# Goal
Set down the full listing exactly as given. Any pictures are to be left out.

━━ Available records

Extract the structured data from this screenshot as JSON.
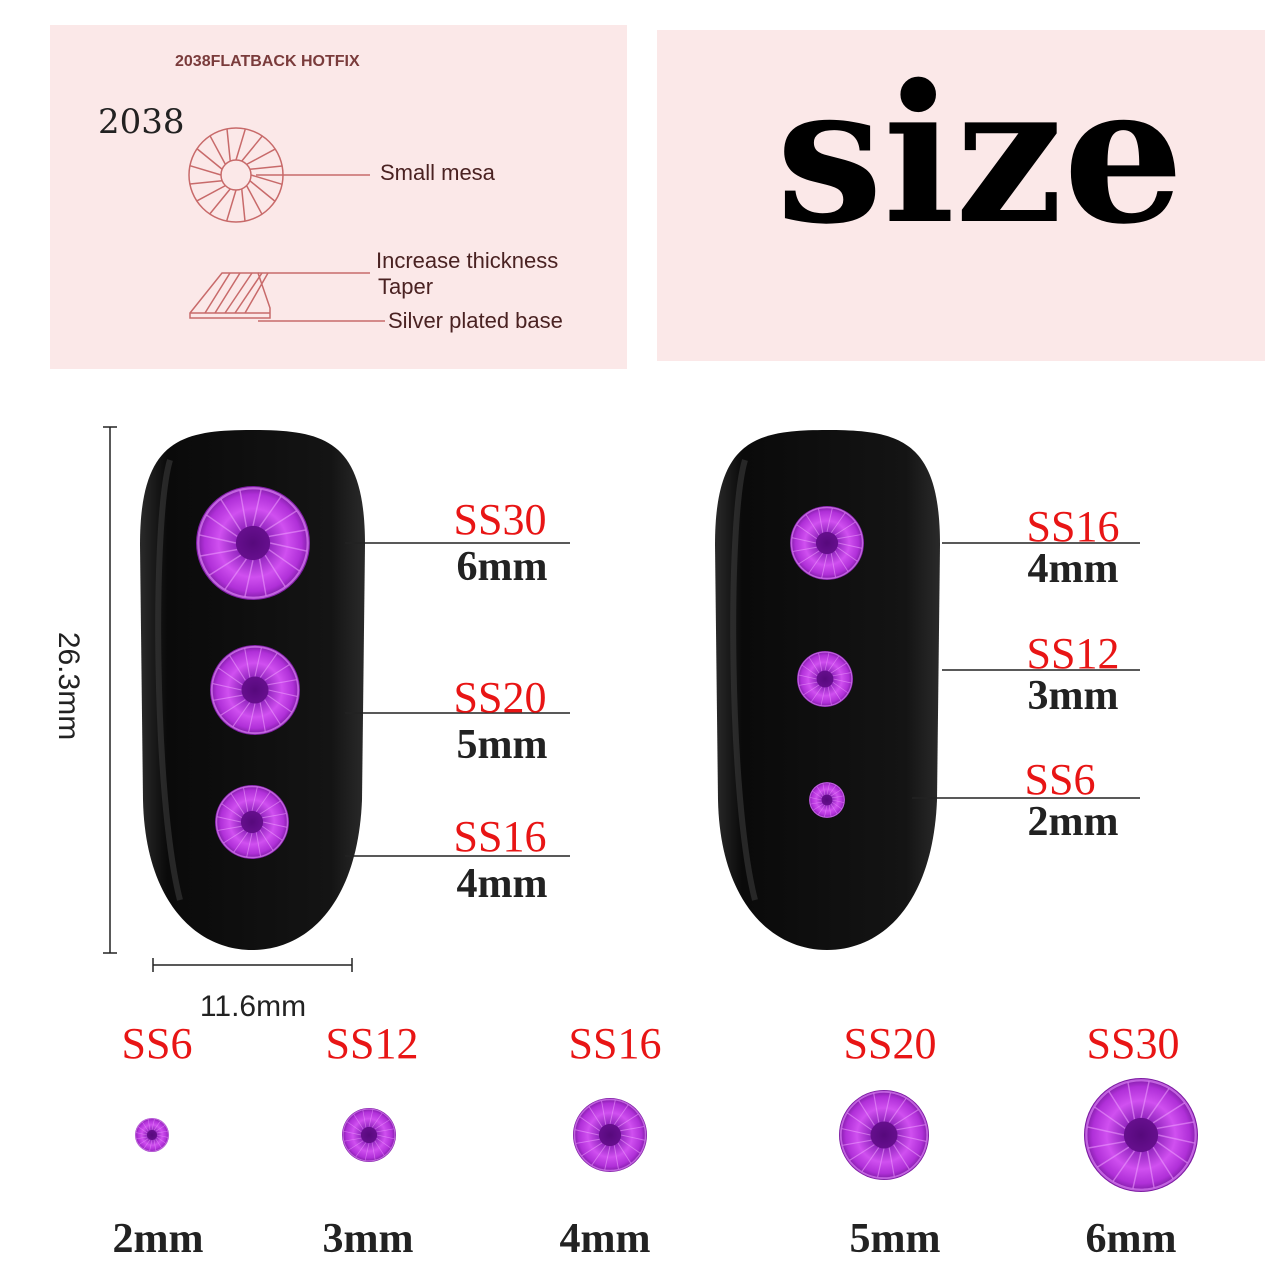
{
  "diagram_panel": {
    "heading": "2038FLATBACK HOTFIX",
    "model": "2038",
    "callouts": [
      "Small mesa",
      "Increase thickness",
      "Taper",
      "Silver plated base"
    ],
    "color": "#c86a6a",
    "background": "#fbe8e8"
  },
  "title_panel": {
    "title": "size",
    "background": "#fbe8e8"
  },
  "nail_dimensions": {
    "height": "26.3mm",
    "width": "11.6mm"
  },
  "nail_left": [
    {
      "code": "SS30",
      "size": "6mm",
      "mm": 6
    },
    {
      "code": "SS20",
      "size": "5mm",
      "mm": 5
    },
    {
      "code": "SS16",
      "size": "4mm",
      "mm": 4
    }
  ],
  "nail_right": [
    {
      "code": "SS16",
      "size": "4mm",
      "mm": 4
    },
    {
      "code": "SS12",
      "size": "3mm",
      "mm": 3
    },
    {
      "code": "SS6",
      "size": "2mm",
      "mm": 2
    }
  ],
  "size_row": [
    {
      "code": "SS6",
      "size": "2mm",
      "mm": 2
    },
    {
      "code": "SS12",
      "size": "3mm",
      "mm": 3
    },
    {
      "code": "SS16",
      "size": "4mm",
      "mm": 4
    },
    {
      "code": "SS20",
      "size": "5mm",
      "mm": 5
    },
    {
      "code": "SS30",
      "size": "6mm",
      "mm": 6
    }
  ],
  "colors": {
    "label_red": "#e81515",
    "gem": "#b530d8",
    "nail": "#111111"
  }
}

━━━━

# Exercise solution
Extract the structured data from this screenshot as JSON.
{
  "diagram_panel": {
    "heading": "2038FLATBACK HOTFIX",
    "model": "2038",
    "callouts": [
      "Small mesa",
      "Increase thickness",
      "Taper",
      "Silver plated base"
    ],
    "color": "#c86a6a",
    "background": "#fbe8e8"
  },
  "title_panel": {
    "title": "size",
    "background": "#fbe8e8"
  },
  "nail_dimensions": {
    "height": "26.3mm",
    "width": "11.6mm"
  },
  "nail_left": [
    {
      "code": "SS30",
      "size": "6mm",
      "mm": 6
    },
    {
      "code": "SS20",
      "size": "5mm",
      "mm": 5
    },
    {
      "code": "SS16",
      "size": "4mm",
      "mm": 4
    }
  ],
  "nail_right": [
    {
      "code": "SS16",
      "size": "4mm",
      "mm": 4
    },
    {
      "code": "SS12",
      "size": "3mm",
      "mm": 3
    },
    {
      "code": "SS6",
      "size": "2mm",
      "mm": 2
    }
  ],
  "size_row": [
    {
      "code": "SS6",
      "size": "2mm",
      "mm": 2
    },
    {
      "code": "SS12",
      "size": "3mm",
      "mm": 3
    },
    {
      "code": "SS16",
      "size": "4mm",
      "mm": 4
    },
    {
      "code": "SS20",
      "size": "5mm",
      "mm": 5
    },
    {
      "code": "SS30",
      "size": "6mm",
      "mm": 6
    }
  ],
  "colors": {
    "label_red": "#e81515",
    "gem": "#b530d8",
    "nail": "#111111"
  }
}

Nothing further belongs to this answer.